Problem description:
Exactly as written, please set down all of the entries again, with no pictures.

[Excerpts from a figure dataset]
--------------------------------

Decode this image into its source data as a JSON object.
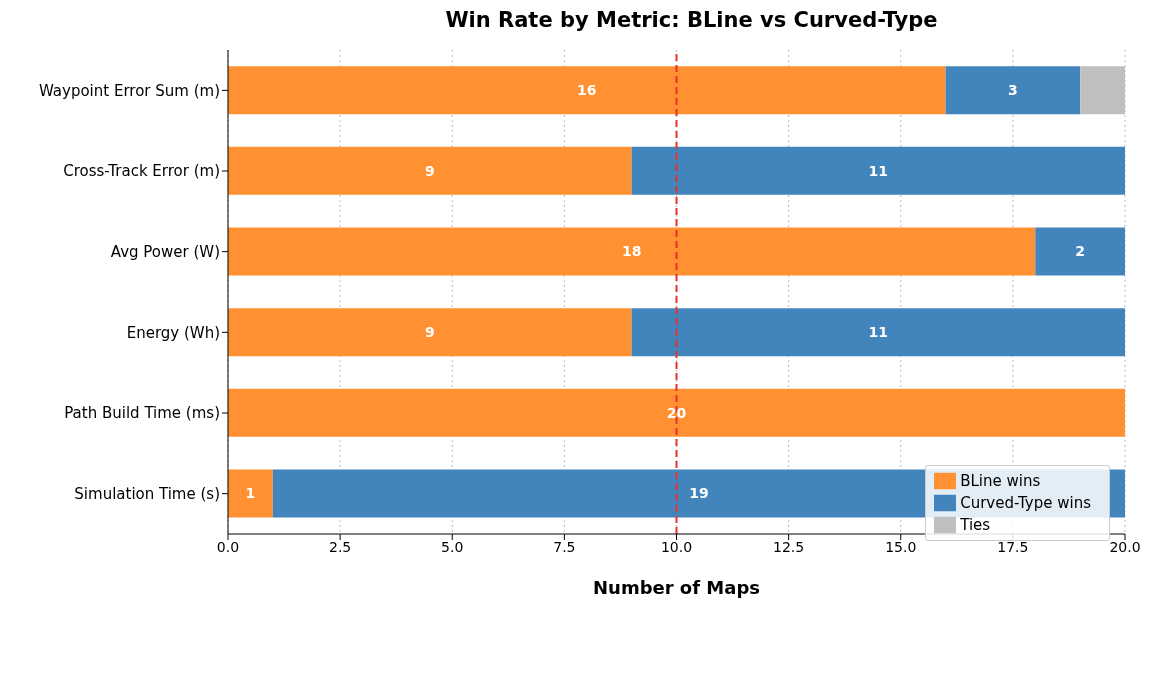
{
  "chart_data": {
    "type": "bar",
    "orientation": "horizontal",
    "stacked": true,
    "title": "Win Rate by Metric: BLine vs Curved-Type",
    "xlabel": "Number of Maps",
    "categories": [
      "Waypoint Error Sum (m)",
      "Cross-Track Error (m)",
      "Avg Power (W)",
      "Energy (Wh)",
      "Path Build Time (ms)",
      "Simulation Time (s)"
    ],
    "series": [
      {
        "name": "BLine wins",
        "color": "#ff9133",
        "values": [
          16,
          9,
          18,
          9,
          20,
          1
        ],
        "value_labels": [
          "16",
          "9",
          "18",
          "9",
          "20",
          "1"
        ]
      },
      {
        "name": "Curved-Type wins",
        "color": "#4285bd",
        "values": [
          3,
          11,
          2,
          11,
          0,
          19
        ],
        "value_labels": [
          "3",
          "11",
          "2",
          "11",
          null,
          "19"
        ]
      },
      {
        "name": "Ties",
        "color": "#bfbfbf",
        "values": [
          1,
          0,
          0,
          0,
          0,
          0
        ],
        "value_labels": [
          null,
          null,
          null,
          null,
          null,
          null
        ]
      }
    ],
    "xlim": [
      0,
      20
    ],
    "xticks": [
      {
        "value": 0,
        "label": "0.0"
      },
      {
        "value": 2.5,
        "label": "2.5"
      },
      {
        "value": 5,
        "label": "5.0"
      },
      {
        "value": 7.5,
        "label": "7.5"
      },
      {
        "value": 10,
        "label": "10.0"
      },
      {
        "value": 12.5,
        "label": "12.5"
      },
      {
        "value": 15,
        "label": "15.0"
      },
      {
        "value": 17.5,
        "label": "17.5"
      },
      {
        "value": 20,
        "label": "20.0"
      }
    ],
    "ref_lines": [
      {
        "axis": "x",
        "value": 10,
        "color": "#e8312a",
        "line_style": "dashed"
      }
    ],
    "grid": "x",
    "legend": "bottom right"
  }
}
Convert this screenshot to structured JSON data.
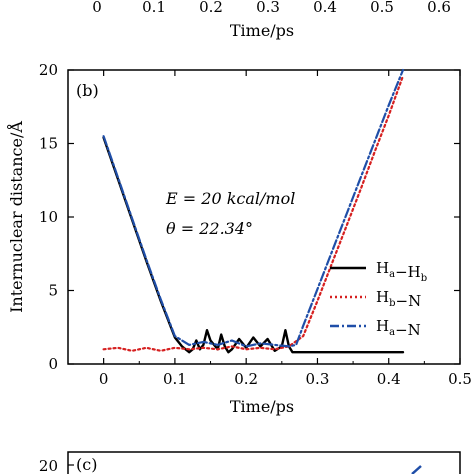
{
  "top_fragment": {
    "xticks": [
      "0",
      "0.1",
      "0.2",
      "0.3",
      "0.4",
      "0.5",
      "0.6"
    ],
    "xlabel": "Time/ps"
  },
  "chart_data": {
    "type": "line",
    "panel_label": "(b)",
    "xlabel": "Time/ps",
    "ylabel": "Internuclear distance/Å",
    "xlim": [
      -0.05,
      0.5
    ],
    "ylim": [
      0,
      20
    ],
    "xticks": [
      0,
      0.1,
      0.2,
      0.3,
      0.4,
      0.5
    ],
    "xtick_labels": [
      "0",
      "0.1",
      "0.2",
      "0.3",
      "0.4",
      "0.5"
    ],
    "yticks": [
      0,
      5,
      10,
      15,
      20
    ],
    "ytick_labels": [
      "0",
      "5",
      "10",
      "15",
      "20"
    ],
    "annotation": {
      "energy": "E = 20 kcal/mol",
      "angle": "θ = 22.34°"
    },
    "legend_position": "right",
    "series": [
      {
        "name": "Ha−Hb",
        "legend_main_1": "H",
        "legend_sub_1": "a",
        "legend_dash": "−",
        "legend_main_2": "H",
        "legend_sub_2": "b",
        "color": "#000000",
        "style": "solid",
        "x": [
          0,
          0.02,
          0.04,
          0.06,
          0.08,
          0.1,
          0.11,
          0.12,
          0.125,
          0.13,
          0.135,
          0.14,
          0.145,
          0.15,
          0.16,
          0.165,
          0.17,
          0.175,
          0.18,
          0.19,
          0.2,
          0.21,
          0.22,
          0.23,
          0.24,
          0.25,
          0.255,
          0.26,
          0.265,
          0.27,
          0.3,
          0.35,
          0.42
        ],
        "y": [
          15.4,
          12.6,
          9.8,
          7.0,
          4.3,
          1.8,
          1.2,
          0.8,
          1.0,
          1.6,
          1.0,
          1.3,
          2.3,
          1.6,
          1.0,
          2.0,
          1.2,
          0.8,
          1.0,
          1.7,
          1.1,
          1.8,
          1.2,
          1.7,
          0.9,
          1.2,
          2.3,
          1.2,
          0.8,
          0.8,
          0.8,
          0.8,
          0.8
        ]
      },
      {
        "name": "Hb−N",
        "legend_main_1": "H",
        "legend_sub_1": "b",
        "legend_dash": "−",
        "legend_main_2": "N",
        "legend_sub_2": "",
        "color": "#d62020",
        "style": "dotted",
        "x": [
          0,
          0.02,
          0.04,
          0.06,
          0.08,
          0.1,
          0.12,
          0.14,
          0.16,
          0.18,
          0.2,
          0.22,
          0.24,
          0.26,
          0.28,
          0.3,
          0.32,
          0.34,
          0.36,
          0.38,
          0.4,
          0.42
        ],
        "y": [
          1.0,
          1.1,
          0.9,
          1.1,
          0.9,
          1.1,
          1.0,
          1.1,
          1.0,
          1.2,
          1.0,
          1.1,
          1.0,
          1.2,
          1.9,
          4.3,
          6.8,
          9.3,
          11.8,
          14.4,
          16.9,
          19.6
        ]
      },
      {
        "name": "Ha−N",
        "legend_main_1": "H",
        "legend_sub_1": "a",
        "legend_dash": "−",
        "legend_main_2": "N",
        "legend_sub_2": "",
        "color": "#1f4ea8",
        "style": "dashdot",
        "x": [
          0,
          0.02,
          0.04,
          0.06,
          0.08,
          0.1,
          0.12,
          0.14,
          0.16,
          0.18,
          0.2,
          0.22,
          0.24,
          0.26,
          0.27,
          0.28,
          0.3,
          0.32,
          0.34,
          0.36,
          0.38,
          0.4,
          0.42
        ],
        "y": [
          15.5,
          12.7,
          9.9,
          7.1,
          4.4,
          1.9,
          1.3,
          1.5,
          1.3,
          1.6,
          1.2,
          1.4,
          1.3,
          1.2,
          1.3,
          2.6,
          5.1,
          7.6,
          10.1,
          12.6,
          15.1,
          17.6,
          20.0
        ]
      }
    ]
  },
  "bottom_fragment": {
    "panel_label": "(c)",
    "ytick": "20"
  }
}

--------------------------------

Task output:
Decode this image into its source data as a JSON object.
{
  "chart_data": {
    "type": "bar",
    "orientation": "horizontal",
    "stacked": true,
    "title": "Win Rate by Metric: BLine vs Curved-Type",
    "xlabel": "Number of Maps",
    "categories": [
      "Waypoint Error Sum (m)",
      "Cross-Track Error (m)",
      "Avg Power (W)",
      "Energy (Wh)",
      "Path Build Time (ms)",
      "Simulation Time (s)"
    ],
    "series": [
      {
        "name": "BLine wins",
        "color": "#ff9133",
        "values": [
          16,
          9,
          18,
          9,
          20,
          1
        ],
        "value_labels": [
          "16",
          "9",
          "18",
          "9",
          "20",
          "1"
        ]
      },
      {
        "name": "Curved-Type wins",
        "color": "#4285bd",
        "values": [
          3,
          11,
          2,
          11,
          0,
          19
        ],
        "value_labels": [
          "3",
          "11",
          "2",
          "11",
          null,
          "19"
        ]
      },
      {
        "name": "Ties",
        "color": "#bfbfbf",
        "values": [
          1,
          0,
          0,
          0,
          0,
          0
        ],
        "value_labels": [
          null,
          null,
          null,
          null,
          null,
          null
        ]
      }
    ],
    "xlim": [
      0,
      20
    ],
    "xticks": [
      {
        "value": 0,
        "label": "0.0"
      },
      {
        "value": 2.5,
        "label": "2.5"
      },
      {
        "value": 5,
        "label": "5.0"
      },
      {
        "value": 7.5,
        "label": "7.5"
      },
      {
        "value": 10,
        "label": "10.0"
      },
      {
        "value": 12.5,
        "label": "12.5"
      },
      {
        "value": 15,
        "label": "15.0"
      },
      {
        "value": 17.5,
        "label": "17.5"
      },
      {
        "value": 20,
        "label": "20.0"
      }
    ],
    "ref_lines": [
      {
        "axis": "x",
        "value": 10,
        "color": "#e8312a",
        "line_style": "dashed"
      }
    ],
    "grid": "x",
    "legend": "bottom right"
  }
}
Convert this screenshot to structured JSON data.
{
  "top_fragment": {
    "xticks": [
      "0",
      "0.1",
      "0.2",
      "0.3",
      "0.4",
      "0.5",
      "0.6"
    ],
    "xlabel": "Time/ps"
  },
  "chart_data": {
    "type": "line",
    "panel_label": "(b)",
    "xlabel": "Time/ps",
    "ylabel": "Internuclear distance/Å",
    "xlim": [
      -0.05,
      0.5
    ],
    "ylim": [
      0,
      20
    ],
    "xticks": [
      0,
      0.1,
      0.2,
      0.3,
      0.4,
      0.5
    ],
    "xtick_labels": [
      "0",
      "0.1",
      "0.2",
      "0.3",
      "0.4",
      "0.5"
    ],
    "yticks": [
      0,
      5,
      10,
      15,
      20
    ],
    "ytick_labels": [
      "0",
      "5",
      "10",
      "15",
      "20"
    ],
    "annotation": {
      "energy": "E = 20 kcal/mol",
      "angle": "θ = 22.34°"
    },
    "legend_position": "right",
    "series": [
      {
        "name": "Ha−Hb",
        "legend_main_1": "H",
        "legend_sub_1": "a",
        "legend_dash": "−",
        "legend_main_2": "H",
        "legend_sub_2": "b",
        "color": "#000000",
        "style": "solid",
        "x": [
          0,
          0.02,
          0.04,
          0.06,
          0.08,
          0.1,
          0.11,
          0.12,
          0.125,
          0.13,
          0.135,
          0.14,
          0.145,
          0.15,
          0.16,
          0.165,
          0.17,
          0.175,
          0.18,
          0.19,
          0.2,
          0.21,
          0.22,
          0.23,
          0.24,
          0.25,
          0.255,
          0.26,
          0.265,
          0.27,
          0.3,
          0.35,
          0.42
        ],
        "y": [
          15.4,
          12.6,
          9.8,
          7.0,
          4.3,
          1.8,
          1.2,
          0.8,
          1.0,
          1.6,
          1.0,
          1.3,
          2.3,
          1.6,
          1.0,
          2.0,
          1.2,
          0.8,
          1.0,
          1.7,
          1.1,
          1.8,
          1.2,
          1.7,
          0.9,
          1.2,
          2.3,
          1.2,
          0.8,
          0.8,
          0.8,
          0.8,
          0.8
        ]
      },
      {
        "name": "Hb−N",
        "legend_main_1": "H",
        "legend_sub_1": "b",
        "legend_dash": "−",
        "legend_main_2": "N",
        "legend_sub_2": "",
        "color": "#d62020",
        "style": "dotted",
        "x": [
          0,
          0.02,
          0.04,
          0.06,
          0.08,
          0.1,
          0.12,
          0.14,
          0.16,
          0.18,
          0.2,
          0.22,
          0.24,
          0.26,
          0.28,
          0.3,
          0.32,
          0.34,
          0.36,
          0.38,
          0.4,
          0.42
        ],
        "y": [
          1.0,
          1.1,
          0.9,
          1.1,
          0.9,
          1.1,
          1.0,
          1.1,
          1.0,
          1.2,
          1.0,
          1.1,
          1.0,
          1.2,
          1.9,
          4.3,
          6.8,
          9.3,
          11.8,
          14.4,
          16.9,
          19.6
        ]
      },
      {
        "name": "Ha−N",
        "legend_main_1": "H",
        "legend_sub_1": "a",
        "legend_dash": "−",
        "legend_main_2": "N",
        "legend_sub_2": "",
        "color": "#1f4ea8",
        "style": "dashdot",
        "x": [
          0,
          0.02,
          0.04,
          0.06,
          0.08,
          0.1,
          0.12,
          0.14,
          0.16,
          0.18,
          0.2,
          0.22,
          0.24,
          0.26,
          0.27,
          0.28,
          0.3,
          0.32,
          0.34,
          0.36,
          0.38,
          0.4,
          0.42
        ],
        "y": [
          15.5,
          12.7,
          9.9,
          7.1,
          4.4,
          1.9,
          1.3,
          1.5,
          1.3,
          1.6,
          1.2,
          1.4,
          1.3,
          1.2,
          1.3,
          2.6,
          5.1,
          7.6,
          10.1,
          12.6,
          15.1,
          17.6,
          20.0
        ]
      }
    ]
  },
  "bottom_fragment": {
    "panel_label": "(c)",
    "ytick": "20"
  }
}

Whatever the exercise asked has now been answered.